#### Short problem:
Copy the material below word for word, leaving out the pictures.

#### Data supplied:
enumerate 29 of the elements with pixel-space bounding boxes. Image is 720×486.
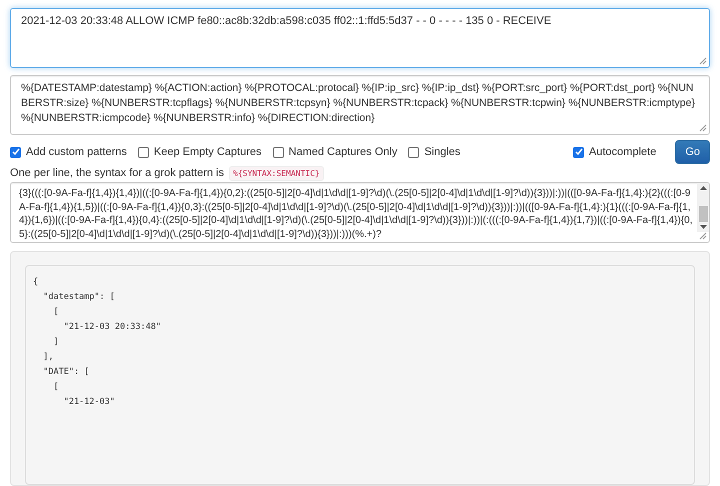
custom-patterns-field[interactable]: {3}(((:[0-9A-Fa-f]{1,4}){1,4})|((:[0-9A-Fa-f]{1,4}){0,2}:((25[0-5]|2[0-4]\d|1\d\d|[1-9]?\d)(\.(25[0-5]|2[0-4]\d|1\d\d|[1-9]?\d)){3}))|:))|(([0-9A-Fa-f]{1,4}:){2}(((:[0-9A-Fa-f]{1,4}){1,5})|((:[0-9A-Fa-f]{1,4}){0,3}:((25[0-5]|2[0-4]\d|1\d\d|[1-9]?\d)(\.(25[0-5]|2[0-4]\d|1\d\d|[1-9]?\d)){3}))|:))|(([0-9A-Fa-f]{1,4}:){1}(((:[0-9A-Fa-f]{1,4}){1,6})|((:[0-9A-Fa-f]{1,4}){0,4}:((25[0-5]|2[0-4]\d|1\d\d|[1-9]?\d)(\.(25[0-5]|2[0-4]\d|1\d\d|[1-9]?\d)){3}))|:))|(:(((:[0-9A-Fa-f]{1,4}){1,7})|((:[0-9A-Fa-f]{1,4}){0,5}:((25[0-5]|2[0-4]\d|1\d\d|[1-9]?\d)(\.(25[0-5]|2[0-4]\d|1\d\d|[1-9]?\d)){3}))|:)))(%.+)? (10, 182, 710, 243)
resize-grip-icon[interactable] (699, 232, 707, 240)
go-button[interactable]: Go (675, 140, 710, 164)
checkbox[interactable] (573, 146, 584, 158)
code-line: { (33, 276, 40, 289)
checkbox-label: Autocomplete (589, 146, 656, 158)
help-text: One per line, the syntax for a grok pattern is (10, 167, 224, 180)
checkbox[interactable] (10, 146, 21, 158)
resize-grip-icon[interactable] (699, 124, 707, 132)
code-line: "DATE": [ (42, 366, 90, 379)
input-field[interactable]: 2021-12-03 20:33:48 ALLOW ICMP fe80::ac8b:32db:a598:c035 ff02::1:ffd5:5d37 - - 0 - - - - 135 0 - RECEIVE (10, 8, 710, 68)
scrollbar[interactable] (697, 183, 709, 232)
checkbox-label: Singles (424, 146, 460, 158)
pattern-field[interactable]: %{DATESTAMP:datestamp} %{ACTION:action} %{PROTOCAL:protocal} %{IP:ip_src} %{IP:ip_dst} %{PORT:src_port} %{PORT:dst_port} %{NUNBERSTR:size} %{NUNBERSTR:tcpflags} %{NUNBERSTR:tcpsyn} %{NUNBERSTR:tcpack} %{NUNBERSTR:tcpwin} %{NUNBERSTR:icmptype} %{NUNBERSTR:icmpcode} %{NUNBERSTR:info} %{DIRECTION:direction} (10, 75, 710, 136)
checkbox[interactable] (272, 146, 284, 158)
code-line: ], (42, 351, 54, 364)
resize-grip-icon[interactable] (699, 57, 707, 66)
code-line: ] (52, 336, 60, 349)
code-line: "21-12-03 20:33:48" (62, 321, 162, 334)
code-line: "21-12-03" (62, 396, 116, 409)
checkbox[interactable] (138, 146, 149, 158)
code-line: "datestamp": [ (42, 291, 116, 304)
checkbox-option[interactable]: Autocomplete (573, 146, 656, 158)
syntax-code: %{SYNTAX:SEMANTIC} (229, 166, 324, 181)
scrollbar-thumb[interactable] (698, 206, 708, 222)
code-line: [ (52, 306, 60, 319)
checkbox[interactable] (408, 146, 420, 158)
code-line: [ (52, 381, 60, 394)
checkbox-option[interactable]: Singles (408, 146, 460, 158)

#### Correct answer:
enumerate 29 of the elements with pixel-space bounding boxes. Image is 720×486.
custom-patterns-field[interactable]: {3}(((:[0-9A-Fa-f]{1,4}){1,4})|((:[0-9A-Fa-f]{1,4}){0,2}:((25[0-5]|2[0-4]\d|1\d\d|[1-9]?\d)(\.(25[0-5]|2[0-4]\d|1\d\d|[1-9]?\d)){3}))|:))|(([0-9A-Fa-f]{1,4}:){2}(((:[0-9A-Fa-f]{1,4}){1,5})|((:[0-9A-Fa-f]{1,4}){0,3}:((25[0-5]|2[0-4]\d|1\d\d|[1-9]?\d)(\.(25[0-5]|2[0-4]\d|1\d\d|[1-9]?\d)){3}))|:))|(([0-9A-Fa-f]{1,4}:){1}(((:[0-9A-Fa-f]{1,4}){1,6})|((:[0-9A-Fa-f]{1,4}){0,4}:((25[0-5]|2[0-4]\d|1\d\d|[1-9]?\d)(\.(25[0-5]|2[0-4]\d|1\d\d|[1-9]?\d)){3}))|:))|(:(((:[0-9A-Fa-f]{1,4}){1,7})|((:[0-9A-Fa-f]{1,4}){0,5}:((25[0-5]|2[0-4]\d|1\d\d|[1-9]?\d)(\.(25[0-5]|2[0-4]\d|1\d\d|[1-9]?\d)){3}))|:)))(%.+)? (10, 182, 710, 243)
resize-grip-icon[interactable] (699, 232, 707, 240)
go-button[interactable]: Go (675, 140, 710, 164)
checkbox[interactable] (573, 146, 584, 158)
code-line: { (33, 276, 40, 289)
checkbox-label: Autocomplete (589, 146, 656, 158)
help-text: One per line, the syntax for a grok pattern is (10, 167, 224, 180)
checkbox[interactable] (10, 146, 21, 158)
resize-grip-icon[interactable] (699, 124, 707, 132)
code-line: "DATE": [ (42, 366, 90, 379)
input-field[interactable]: 2021-12-03 20:33:48 ALLOW ICMP fe80::ac8b:32db:a598:c035 ff02::1:ffd5:5d37 - - 0 - - - - 135 0 - RECEIVE (10, 8, 710, 68)
scrollbar[interactable] (697, 183, 709, 232)
checkbox-label: Singles (424, 146, 460, 158)
pattern-field[interactable]: %{DATESTAMP:datestamp} %{ACTION:action} %{PROTOCAL:protocal} %{IP:ip_src} %{IP:ip_dst} %{PORT:src_port} %{PORT:dst_port} %{NUNBERSTR:size} %{NUNBERSTR:tcpflags} %{NUNBERSTR:tcpsyn} %{NUNBERSTR:tcpack} %{NUNBERSTR:tcpwin} %{NUNBERSTR:icmptype} %{NUNBERSTR:icmpcode} %{NUNBERSTR:info} %{DIRECTION:direction} (10, 75, 710, 136)
checkbox[interactable] (272, 146, 284, 158)
code-line: ], (42, 351, 54, 364)
resize-grip-icon[interactable] (699, 57, 707, 66)
code-line: ] (52, 336, 60, 349)
code-line: "21-12-03 20:33:48" (62, 321, 162, 334)
code-line: "21-12-03" (62, 396, 116, 409)
checkbox[interactable] (138, 146, 149, 158)
code-line: "datestamp": [ (42, 291, 116, 304)
checkbox-option[interactable]: Autocomplete (573, 146, 656, 158)
syntax-code: %{SYNTAX:SEMANTIC} (229, 166, 324, 181)
scrollbar-thumb[interactable] (698, 206, 708, 222)
code-line: [ (52, 306, 60, 319)
checkbox[interactable] (408, 146, 420, 158)
code-line: [ (52, 381, 60, 394)
checkbox-option[interactable]: Singles (408, 146, 460, 158)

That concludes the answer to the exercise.